◆ TASK DESCRIPTION: Copy out the lines that include the word "image".

Data items:
+===+
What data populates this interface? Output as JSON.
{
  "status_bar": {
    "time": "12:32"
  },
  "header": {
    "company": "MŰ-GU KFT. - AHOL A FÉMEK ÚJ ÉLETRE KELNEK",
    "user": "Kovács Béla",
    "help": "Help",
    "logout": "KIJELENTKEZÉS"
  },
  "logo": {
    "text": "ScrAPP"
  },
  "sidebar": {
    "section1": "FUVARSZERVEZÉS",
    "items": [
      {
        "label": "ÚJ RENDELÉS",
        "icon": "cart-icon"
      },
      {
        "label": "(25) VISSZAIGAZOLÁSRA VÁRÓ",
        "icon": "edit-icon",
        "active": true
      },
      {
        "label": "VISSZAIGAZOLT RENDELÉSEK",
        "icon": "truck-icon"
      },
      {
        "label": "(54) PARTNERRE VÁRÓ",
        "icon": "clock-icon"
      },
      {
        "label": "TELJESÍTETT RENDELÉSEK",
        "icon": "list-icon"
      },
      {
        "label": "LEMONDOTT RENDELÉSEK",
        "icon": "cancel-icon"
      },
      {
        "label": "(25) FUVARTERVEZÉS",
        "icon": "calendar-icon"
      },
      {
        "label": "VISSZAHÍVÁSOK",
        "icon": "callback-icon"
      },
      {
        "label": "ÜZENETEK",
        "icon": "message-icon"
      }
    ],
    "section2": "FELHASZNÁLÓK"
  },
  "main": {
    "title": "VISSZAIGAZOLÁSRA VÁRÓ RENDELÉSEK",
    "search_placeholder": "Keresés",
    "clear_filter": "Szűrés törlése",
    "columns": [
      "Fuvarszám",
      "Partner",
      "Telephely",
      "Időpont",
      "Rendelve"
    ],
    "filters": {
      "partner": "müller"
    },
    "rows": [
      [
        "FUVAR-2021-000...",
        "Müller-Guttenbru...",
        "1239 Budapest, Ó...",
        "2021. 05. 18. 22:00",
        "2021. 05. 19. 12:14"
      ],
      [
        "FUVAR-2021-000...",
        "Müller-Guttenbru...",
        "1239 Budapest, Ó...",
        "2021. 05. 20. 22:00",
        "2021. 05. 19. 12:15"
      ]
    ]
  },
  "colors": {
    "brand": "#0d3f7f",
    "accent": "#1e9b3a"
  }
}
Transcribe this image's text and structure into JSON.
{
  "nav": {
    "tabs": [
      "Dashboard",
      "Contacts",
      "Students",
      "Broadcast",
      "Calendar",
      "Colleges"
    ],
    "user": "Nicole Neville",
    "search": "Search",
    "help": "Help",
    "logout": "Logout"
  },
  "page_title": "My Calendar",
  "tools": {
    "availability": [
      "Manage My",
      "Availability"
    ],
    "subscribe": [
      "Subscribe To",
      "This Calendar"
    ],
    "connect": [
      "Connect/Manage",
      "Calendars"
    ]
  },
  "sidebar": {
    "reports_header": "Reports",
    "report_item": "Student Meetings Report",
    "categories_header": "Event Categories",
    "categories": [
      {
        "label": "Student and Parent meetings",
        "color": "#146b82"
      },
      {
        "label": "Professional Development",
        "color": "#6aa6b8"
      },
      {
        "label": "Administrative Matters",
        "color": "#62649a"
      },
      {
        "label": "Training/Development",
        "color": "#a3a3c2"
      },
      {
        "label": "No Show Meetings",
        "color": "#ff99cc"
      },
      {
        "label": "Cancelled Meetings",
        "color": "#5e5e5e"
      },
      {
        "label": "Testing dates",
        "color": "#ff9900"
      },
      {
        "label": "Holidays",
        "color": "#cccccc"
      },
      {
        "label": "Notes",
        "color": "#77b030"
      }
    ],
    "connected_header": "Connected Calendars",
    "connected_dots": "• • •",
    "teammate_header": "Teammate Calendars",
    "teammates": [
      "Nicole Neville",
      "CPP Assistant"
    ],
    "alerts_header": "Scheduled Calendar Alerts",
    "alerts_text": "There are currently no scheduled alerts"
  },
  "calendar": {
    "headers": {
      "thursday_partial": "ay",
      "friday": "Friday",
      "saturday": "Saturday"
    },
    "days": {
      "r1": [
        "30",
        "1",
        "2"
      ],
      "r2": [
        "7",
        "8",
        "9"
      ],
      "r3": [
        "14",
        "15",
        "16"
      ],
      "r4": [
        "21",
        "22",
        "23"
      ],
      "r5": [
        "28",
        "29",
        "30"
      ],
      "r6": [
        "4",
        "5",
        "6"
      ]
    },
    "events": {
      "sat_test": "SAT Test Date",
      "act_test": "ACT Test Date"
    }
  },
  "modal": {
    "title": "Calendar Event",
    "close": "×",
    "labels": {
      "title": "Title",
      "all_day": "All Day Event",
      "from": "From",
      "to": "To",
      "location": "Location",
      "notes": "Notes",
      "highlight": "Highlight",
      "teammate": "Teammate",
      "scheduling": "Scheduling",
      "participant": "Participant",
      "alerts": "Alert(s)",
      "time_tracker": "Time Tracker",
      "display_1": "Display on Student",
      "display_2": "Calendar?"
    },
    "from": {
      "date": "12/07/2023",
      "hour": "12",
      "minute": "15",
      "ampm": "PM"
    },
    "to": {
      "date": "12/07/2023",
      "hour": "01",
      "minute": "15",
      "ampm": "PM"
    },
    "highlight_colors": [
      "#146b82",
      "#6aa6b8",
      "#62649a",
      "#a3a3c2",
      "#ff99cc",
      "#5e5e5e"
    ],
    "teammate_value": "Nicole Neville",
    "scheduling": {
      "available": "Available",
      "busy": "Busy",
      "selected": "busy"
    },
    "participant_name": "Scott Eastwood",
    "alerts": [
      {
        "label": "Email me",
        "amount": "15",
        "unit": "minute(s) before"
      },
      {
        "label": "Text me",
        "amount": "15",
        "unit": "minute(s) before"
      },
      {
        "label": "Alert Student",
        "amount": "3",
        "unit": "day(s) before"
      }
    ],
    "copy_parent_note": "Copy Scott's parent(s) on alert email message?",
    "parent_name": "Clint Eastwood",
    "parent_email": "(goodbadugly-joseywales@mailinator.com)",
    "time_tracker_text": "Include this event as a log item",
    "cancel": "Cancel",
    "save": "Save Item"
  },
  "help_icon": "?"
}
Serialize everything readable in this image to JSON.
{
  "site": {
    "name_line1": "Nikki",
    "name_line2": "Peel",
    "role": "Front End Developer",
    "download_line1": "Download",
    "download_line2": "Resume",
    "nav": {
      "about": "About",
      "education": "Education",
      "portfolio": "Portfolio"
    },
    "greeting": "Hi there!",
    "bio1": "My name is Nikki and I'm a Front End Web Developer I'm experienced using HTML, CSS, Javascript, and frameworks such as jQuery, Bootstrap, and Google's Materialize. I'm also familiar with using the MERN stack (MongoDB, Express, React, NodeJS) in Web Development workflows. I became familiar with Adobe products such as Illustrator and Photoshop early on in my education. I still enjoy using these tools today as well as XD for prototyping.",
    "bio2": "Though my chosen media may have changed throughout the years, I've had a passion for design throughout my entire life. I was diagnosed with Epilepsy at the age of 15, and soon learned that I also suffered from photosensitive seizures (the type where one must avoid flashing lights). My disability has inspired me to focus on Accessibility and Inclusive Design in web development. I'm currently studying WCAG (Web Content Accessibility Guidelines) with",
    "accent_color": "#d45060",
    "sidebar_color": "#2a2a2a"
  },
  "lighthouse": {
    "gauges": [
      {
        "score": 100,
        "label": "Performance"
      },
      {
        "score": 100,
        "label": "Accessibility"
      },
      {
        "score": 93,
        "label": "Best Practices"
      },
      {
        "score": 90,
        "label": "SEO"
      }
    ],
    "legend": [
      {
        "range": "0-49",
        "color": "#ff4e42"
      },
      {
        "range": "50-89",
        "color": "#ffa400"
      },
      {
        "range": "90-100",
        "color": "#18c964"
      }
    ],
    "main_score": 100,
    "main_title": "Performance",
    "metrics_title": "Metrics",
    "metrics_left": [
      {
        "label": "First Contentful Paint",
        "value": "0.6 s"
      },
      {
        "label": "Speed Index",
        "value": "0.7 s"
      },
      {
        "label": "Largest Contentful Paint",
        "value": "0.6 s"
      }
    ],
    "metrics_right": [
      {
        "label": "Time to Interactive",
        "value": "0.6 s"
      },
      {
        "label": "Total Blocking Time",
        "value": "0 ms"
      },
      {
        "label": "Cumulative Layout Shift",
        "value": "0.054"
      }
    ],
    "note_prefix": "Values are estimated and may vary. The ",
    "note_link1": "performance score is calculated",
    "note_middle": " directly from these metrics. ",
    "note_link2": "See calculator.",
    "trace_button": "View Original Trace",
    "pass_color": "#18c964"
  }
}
+===+
◆ EXPECTED ANSWER:
Transcribe this image's text and structure into JSON.
Serialize everything readable in this image to JSON.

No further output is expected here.